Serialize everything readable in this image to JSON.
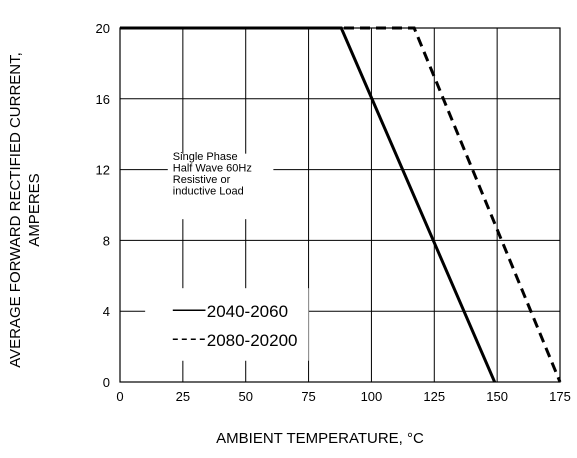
{
  "chart_data": {
    "type": "line",
    "xlabel": "AMBIENT TEMPERATURE, °C",
    "ylabel_lines": [
      "AVERAGE FORWARD RECTIFIED CURRENT,",
      "AMPERES"
    ],
    "xlim": [
      0,
      175
    ],
    "ylim": [
      0,
      20
    ],
    "x_ticks": [
      0,
      25,
      50,
      75,
      100,
      125,
      150,
      175
    ],
    "x_tick_labels": [
      "0",
      "25",
      "50",
      "75",
      "100",
      "125",
      "150",
      "175"
    ],
    "y_ticks": [
      0,
      4,
      8,
      12,
      16,
      20
    ],
    "y_tick_labels": [
      "0",
      "4",
      "8",
      "12",
      "16",
      "20"
    ],
    "grid": true,
    "annotation_lines": [
      "Single Phase",
      "Half Wave 60Hz",
      "Resistive or",
      "inductive Load"
    ],
    "series": [
      {
        "name": "2040-2060",
        "style": "solid",
        "color": "#000000",
        "points": [
          [
            0,
            20
          ],
          [
            88,
            20
          ],
          [
            149,
            0
          ]
        ]
      },
      {
        "name": "2080-20200",
        "style": "dashed",
        "color": "#000000",
        "points": [
          [
            0,
            20
          ],
          [
            117,
            20
          ],
          [
            175,
            0
          ]
        ]
      }
    ]
  }
}
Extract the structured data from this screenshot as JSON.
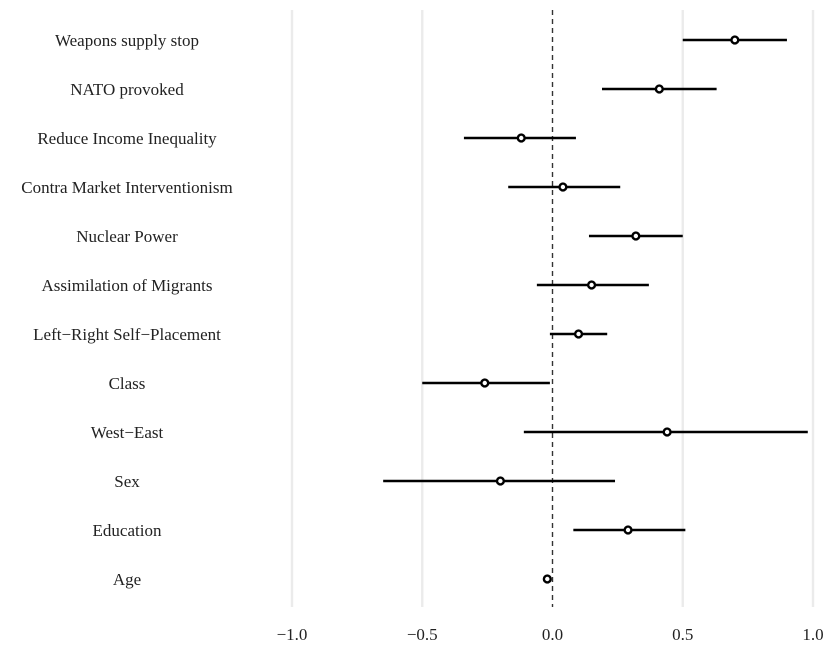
{
  "chart_data": {
    "type": "scatter",
    "title": "",
    "xlabel": "",
    "ylabel": "",
    "xlim": [
      -1.0,
      1.0
    ],
    "grid": true,
    "reference_line": 0,
    "x_ticks": [
      -1.0,
      -0.5,
      0.0,
      0.5,
      1.0
    ],
    "x_tick_labels": [
      "−1.0",
      "−0.5",
      "0.0",
      "0.5",
      "1.0"
    ],
    "categories": [
      "Weapons supply stop",
      "NATO provoked",
      "Reduce Income Inequality",
      "Contra Market Interventionism",
      "Nuclear Power",
      "Assimilation of Migrants",
      "Left−Right Self−Placement",
      "Class",
      "West−East",
      "Sex",
      "Education",
      "Age"
    ],
    "estimates": [
      {
        "value": 0.7,
        "lower": 0.5,
        "upper": 0.9
      },
      {
        "value": 0.41,
        "lower": 0.19,
        "upper": 0.63
      },
      {
        "value": -0.12,
        "lower": -0.34,
        "upper": 0.09
      },
      {
        "value": 0.04,
        "lower": -0.17,
        "upper": 0.26
      },
      {
        "value": 0.32,
        "lower": 0.14,
        "upper": 0.5
      },
      {
        "value": 0.15,
        "lower": -0.06,
        "upper": 0.37
      },
      {
        "value": 0.1,
        "lower": -0.01,
        "upper": 0.21
      },
      {
        "value": -0.26,
        "lower": -0.5,
        "upper": -0.01
      },
      {
        "value": 0.44,
        "lower": -0.11,
        "upper": 0.98
      },
      {
        "value": -0.2,
        "lower": -0.65,
        "upper": 0.24
      },
      {
        "value": 0.29,
        "lower": 0.08,
        "upper": 0.51
      },
      {
        "value": -0.02,
        "lower": -0.03,
        "upper": -0.01
      }
    ],
    "colors": {
      "point": "#000000",
      "interval": "#000000",
      "grid": "#ebebeb",
      "reference": "#333333"
    }
  }
}
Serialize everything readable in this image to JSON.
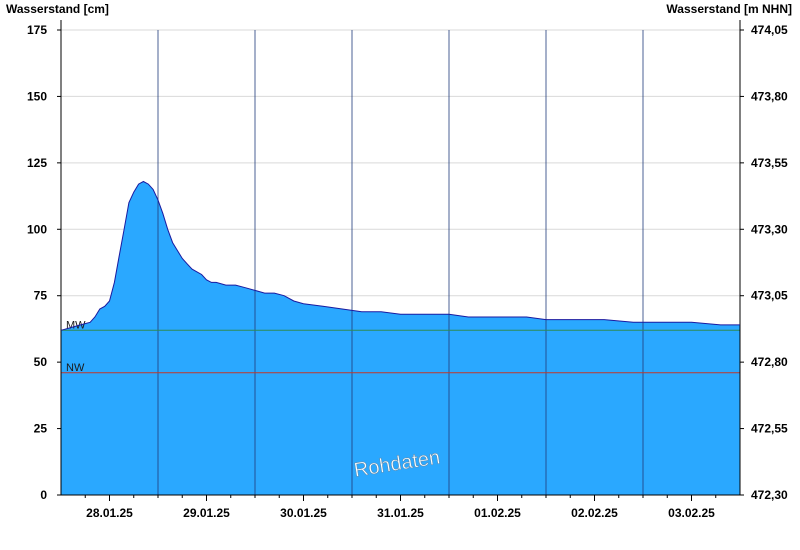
{
  "chart_data": {
    "type": "area",
    "ylabel": "Wasserstand [cm]",
    "ylabel_right": "Wasserstand [m NHN]",
    "ylim": [
      0,
      175
    ],
    "yticks": [
      0,
      25,
      50,
      75,
      100,
      125,
      150,
      175
    ],
    "yticks_right": [
      "472,30",
      "472,55",
      "472,80",
      "473,05",
      "473,30",
      "473,55",
      "473,80",
      "474,05"
    ],
    "xlim_days": [
      0,
      7
    ],
    "xtick_labels": [
      "28.01.25",
      "29.01.25",
      "30.01.25",
      "31.01.25",
      "01.02.25",
      "02.02.25",
      "03.02.25"
    ],
    "grid": true,
    "watermark": "Rohdaten",
    "reference_lines": [
      {
        "label": "MW",
        "value": 62,
        "color": "#2e8b57"
      },
      {
        "label": "NW",
        "value": 46,
        "color": "#c0392b"
      }
    ],
    "series": [
      {
        "values": [
          [
            0.0,
            62
          ],
          [
            0.1,
            63
          ],
          [
            0.2,
            64
          ],
          [
            0.3,
            65
          ],
          [
            0.35,
            67
          ],
          [
            0.4,
            70
          ],
          [
            0.45,
            71
          ],
          [
            0.5,
            73
          ],
          [
            0.55,
            80
          ],
          [
            0.6,
            90
          ],
          [
            0.65,
            100
          ],
          [
            0.7,
            110
          ],
          [
            0.75,
            114
          ],
          [
            0.8,
            117
          ],
          [
            0.85,
            118
          ],
          [
            0.9,
            117
          ],
          [
            0.95,
            115
          ],
          [
            1.0,
            111
          ],
          [
            1.05,
            106
          ],
          [
            1.1,
            100
          ],
          [
            1.15,
            95
          ],
          [
            1.2,
            92
          ],
          [
            1.25,
            89
          ],
          [
            1.3,
            87
          ],
          [
            1.35,
            85
          ],
          [
            1.4,
            84
          ],
          [
            1.45,
            83
          ],
          [
            1.5,
            81
          ],
          [
            1.55,
            80
          ],
          [
            1.6,
            80
          ],
          [
            1.7,
            79
          ],
          [
            1.8,
            79
          ],
          [
            1.9,
            78
          ],
          [
            2.0,
            77
          ],
          [
            2.1,
            76
          ],
          [
            2.2,
            76
          ],
          [
            2.3,
            75
          ],
          [
            2.4,
            73
          ],
          [
            2.5,
            72
          ],
          [
            2.7,
            71
          ],
          [
            2.9,
            70
          ],
          [
            3.1,
            69
          ],
          [
            3.3,
            69
          ],
          [
            3.5,
            68
          ],
          [
            3.8,
            68
          ],
          [
            4.0,
            68
          ],
          [
            4.2,
            67
          ],
          [
            4.5,
            67
          ],
          [
            4.8,
            67
          ],
          [
            5.0,
            66
          ],
          [
            5.3,
            66
          ],
          [
            5.6,
            66
          ],
          [
            5.9,
            65
          ],
          [
            6.2,
            65
          ],
          [
            6.5,
            65
          ],
          [
            6.8,
            64
          ],
          [
            7.0,
            64
          ]
        ]
      }
    ]
  },
  "colors": {
    "fill": "#2aa8ff",
    "line": "#1a1aa0",
    "grid": "#d9d9d9",
    "day_line": "#1f3b7a"
  }
}
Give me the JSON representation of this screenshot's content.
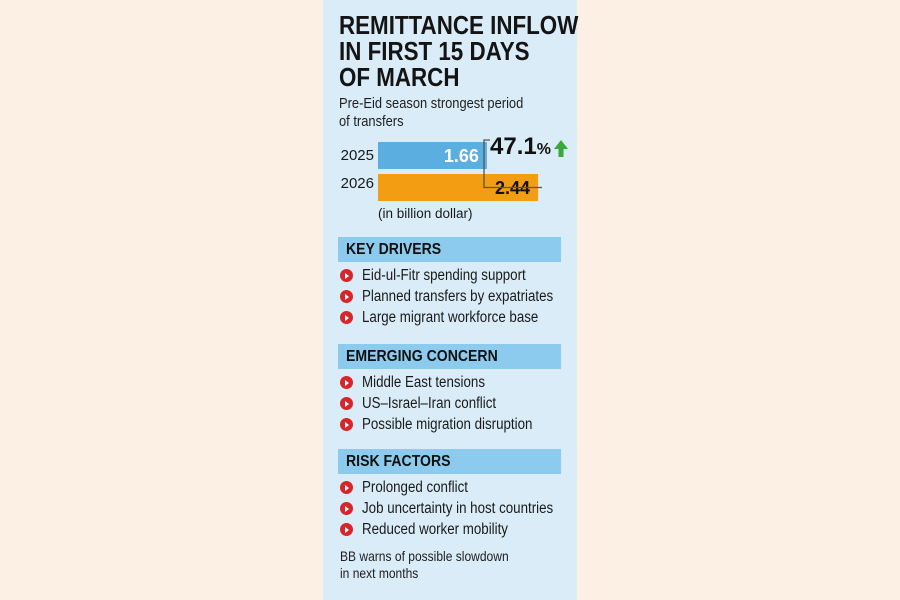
{
  "title": {
    "lines": [
      "REMITTANCE INFLOW",
      "IN FIRST 15 DAYS",
      "OF MARCH"
    ]
  },
  "subtitle": {
    "lines": [
      "Pre-Eid season strongest period",
      "of transfers"
    ]
  },
  "chart_data": {
    "type": "bar",
    "orientation": "horizontal",
    "categories": [
      "2025",
      "2026"
    ],
    "values": [
      1.66,
      2.44
    ],
    "value_labels": [
      "1.66",
      "2.44"
    ],
    "unit_note": "(in billion dollar)",
    "colors": [
      "#5aaee0",
      "#f29d12"
    ],
    "change_label": "47.1",
    "change_unit": "%",
    "change_direction": "up",
    "change_color": "#3aa93a"
  },
  "sections": [
    {
      "heading": "KEY DRIVERS",
      "items": [
        "Eid-ul-Fitr spending support",
        "Planned transfers by expatriates",
        "Large migrant workforce base"
      ]
    },
    {
      "heading": "EMERGING CONCERN",
      "items": [
        "Middle East tensions",
        "US–Israel–Iran conflict",
        "Possible migration disruption"
      ]
    },
    {
      "heading": "RISK FACTORS",
      "items": [
        "Prolonged conflict",
        "Job uncertainty in host countries",
        "Reduced worker mobility"
      ]
    }
  ],
  "footer": {
    "lines": [
      "BB warns of possible slowdown",
      "in next months"
    ]
  },
  "colors": {
    "background": "#fcefe3",
    "panel": "#d9ecf8",
    "section_head": "#8ccbed",
    "bullet": "#d7262b"
  }
}
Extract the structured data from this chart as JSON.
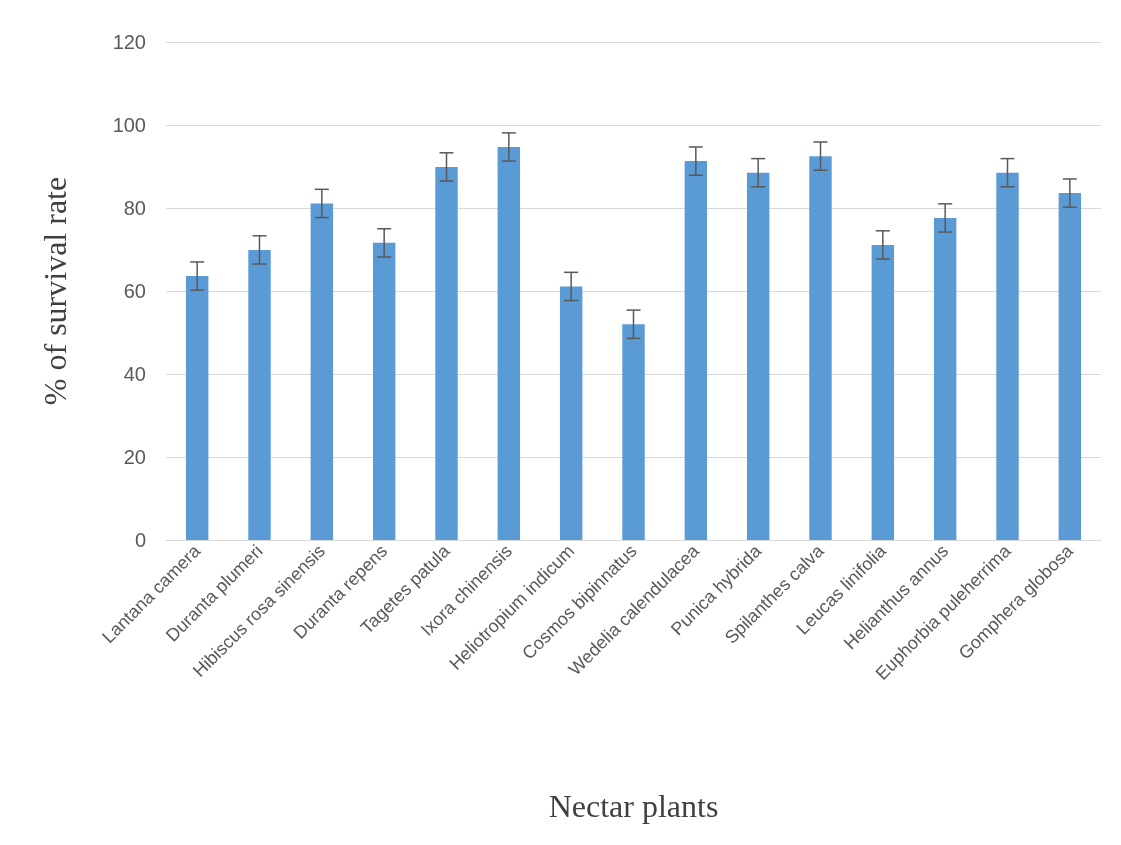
{
  "chart_data": {
    "type": "bar",
    "xlabel": "Nectar plants",
    "ylabel": "% of survival rate",
    "categories": [
      "Lantana camera",
      "Duranta plumeri",
      "Hibiscus rosa sinensis",
      "Duranta repens",
      "Tagetes patula",
      "Ixora chinensis",
      "Heliotropium indicum",
      "Cosmos bipinnatus",
      "Wedelia calendulacea",
      "Punica hybrida",
      "Spilanthes calva",
      "Leucas linifolia",
      "Helianthus annus",
      "Euphorbia puleherrima",
      "Gomphera globosa"
    ],
    "values": [
      63.6,
      69.9,
      81.1,
      71.6,
      89.9,
      94.7,
      61.1,
      52.0,
      91.3,
      88.5,
      92.5,
      71.1,
      77.6,
      88.5,
      83.6
    ],
    "errors": [
      3.4,
      3.4,
      3.4,
      3.4,
      3.4,
      3.4,
      3.4,
      3.4,
      3.4,
      3.4,
      3.4,
      3.4,
      3.4,
      3.4,
      3.4
    ],
    "color": "#5b9bd5",
    "ylim": [
      0,
      120
    ],
    "yticks": [
      0,
      20,
      40,
      60,
      80,
      100,
      120
    ],
    "grid": "y"
  }
}
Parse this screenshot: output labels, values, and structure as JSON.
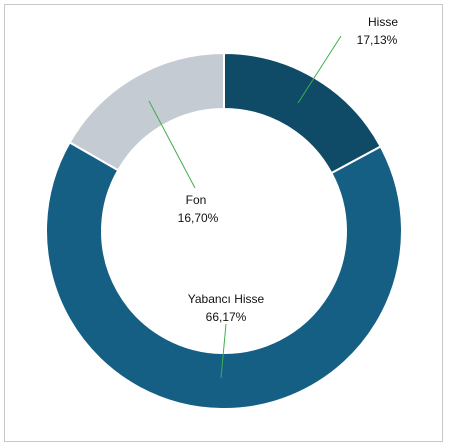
{
  "chart_data": {
    "type": "pie",
    "variant": "donut",
    "title": "",
    "slices": [
      {
        "label": "Hisse",
        "value": 17.13,
        "value_label": "17,13%",
        "color": "#0f4a66"
      },
      {
        "label": "Yabancı Hisse",
        "value": 66.17,
        "value_label": "66,17%",
        "color": "#155f84"
      },
      {
        "label": "Fon",
        "value": 16.7,
        "value_label": "16,70%",
        "color": "#c5cbd2"
      }
    ],
    "start_angle": "12 o'clock",
    "direction": "clockwise",
    "legend": "none",
    "leader_line_color": "#3fae49"
  }
}
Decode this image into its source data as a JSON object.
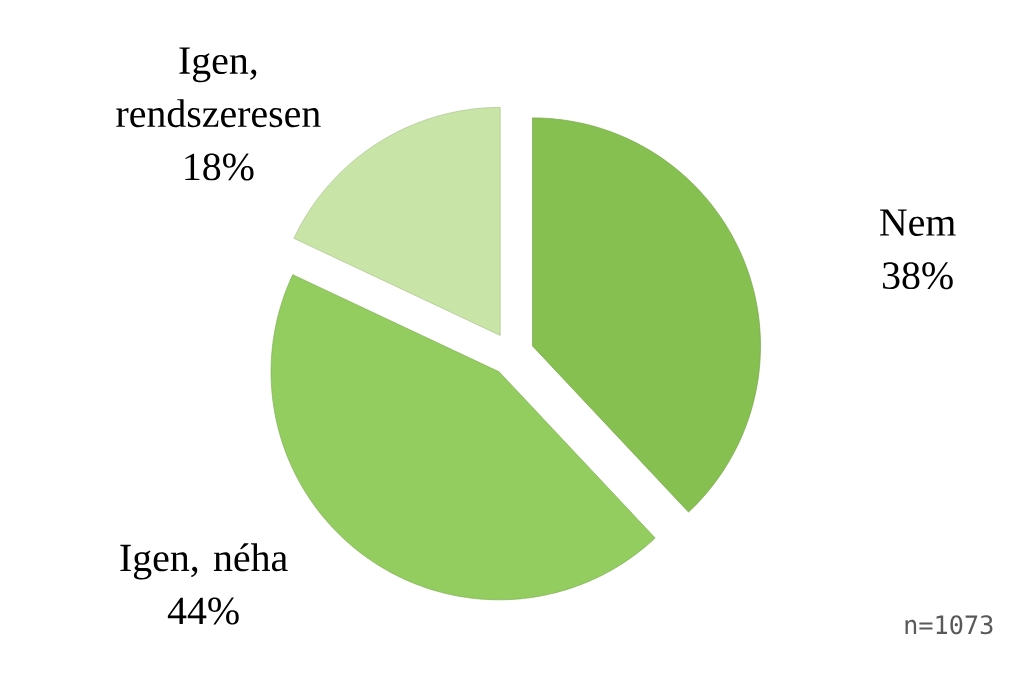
{
  "chart_data": {
    "type": "pie",
    "categories": [
      "Nem",
      "Igen, néha",
      "Igen, rendszeresen"
    ],
    "values": [
      38,
      44,
      18
    ],
    "value_labels": [
      "38%",
      "44%",
      "18%"
    ],
    "colors": [
      "#86c050",
      "#93cc5f",
      "#c8e4a6"
    ],
    "annotations": [
      "n=1073"
    ]
  }
}
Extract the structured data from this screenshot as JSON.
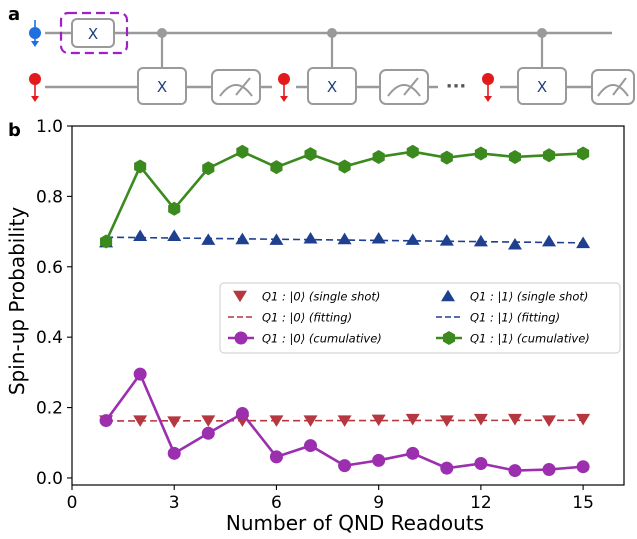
{
  "panels": {
    "a_label": "a",
    "b_label": "b"
  },
  "circuit": {
    "x_gate_label": "X",
    "ellipsis": "···",
    "colors": {
      "wire": "#9a9a9a",
      "q1_qubit": "#1f6fe0",
      "q2_qubit": "#e31a1c",
      "init_box": "#a020c8",
      "gate_text": "#1f3f7a"
    }
  },
  "chart_data": {
    "type": "line",
    "xlabel": "Number of QND Readouts",
    "ylabel": "Spin-up Probability",
    "xlim": [
      0,
      16.2
    ],
    "ylim": [
      -0.02,
      1.0
    ],
    "xticks": [
      0,
      3,
      6,
      9,
      12,
      15
    ],
    "yticks": [
      0.0,
      0.2,
      0.4,
      0.6,
      0.8,
      1.0
    ],
    "xtick_labels": [
      "0",
      "3",
      "6",
      "9",
      "12",
      "15"
    ],
    "ytick_labels": [
      "0.0",
      "0.2",
      "0.4",
      "0.6",
      "0.8",
      "1.0"
    ],
    "x": [
      1,
      2,
      3,
      4,
      5,
      6,
      7,
      8,
      9,
      10,
      11,
      12,
      13,
      14,
      15
    ],
    "series": [
      {
        "name_prefix": "Q1 : |0⟩",
        "name_suffix": "(single shot)",
        "kind": "single",
        "marker": "triangle-down",
        "color": "#b5373f",
        "values": [
          0.163,
          0.163,
          0.16,
          0.163,
          0.163,
          0.163,
          0.163,
          0.163,
          0.165,
          0.167,
          0.163,
          0.167,
          0.167,
          0.163,
          0.167
        ]
      },
      {
        "name_prefix": "Q1 : |1⟩",
        "name_suffix": "(single shot)",
        "kind": "single",
        "marker": "triangle-up",
        "color": "#1f3f8f",
        "values": [
          0.67,
          0.688,
          0.688,
          0.677,
          0.679,
          0.677,
          0.681,
          0.679,
          0.681,
          0.677,
          0.675,
          0.673,
          0.664,
          0.673,
          0.668
        ]
      },
      {
        "name_prefix": "Q1 : |0⟩",
        "name_suffix": "(fitting)",
        "kind": "fit",
        "color": "#b5373f",
        "line": [
          0.162,
          0.164
        ]
      },
      {
        "name_prefix": "Q1 : |1⟩",
        "name_suffix": "(fitting)",
        "kind": "fit",
        "color": "#1f3f8f",
        "line": [
          0.684,
          0.668
        ]
      },
      {
        "name_prefix": "Q1 : |0⟩",
        "name_suffix": "(cumulative)",
        "kind": "cumulative",
        "marker": "circle",
        "color": "#9b2fae",
        "values": [
          0.163,
          0.295,
          0.07,
          0.127,
          0.183,
          0.06,
          0.092,
          0.035,
          0.05,
          0.07,
          0.028,
          0.041,
          0.021,
          0.024,
          0.032
        ]
      },
      {
        "name_prefix": "Q1 : |1⟩",
        "name_suffix": "(cumulative)",
        "kind": "cumulative",
        "marker": "hexagon",
        "color": "#3a8a1e",
        "values": [
          0.672,
          0.885,
          0.765,
          0.88,
          0.927,
          0.883,
          0.92,
          0.885,
          0.912,
          0.927,
          0.91,
          0.922,
          0.912,
          0.917,
          0.922
        ]
      }
    ],
    "legend_position": "center-right",
    "grid": false
  }
}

——

» **What to do**: Pick out the lines that have the word "marker". Copy them all.

» **Written reply**:
        "marker": "triangle-down",
        "marker": "triangle-up",
        "marker": "circle",
        "marker": "hexagon",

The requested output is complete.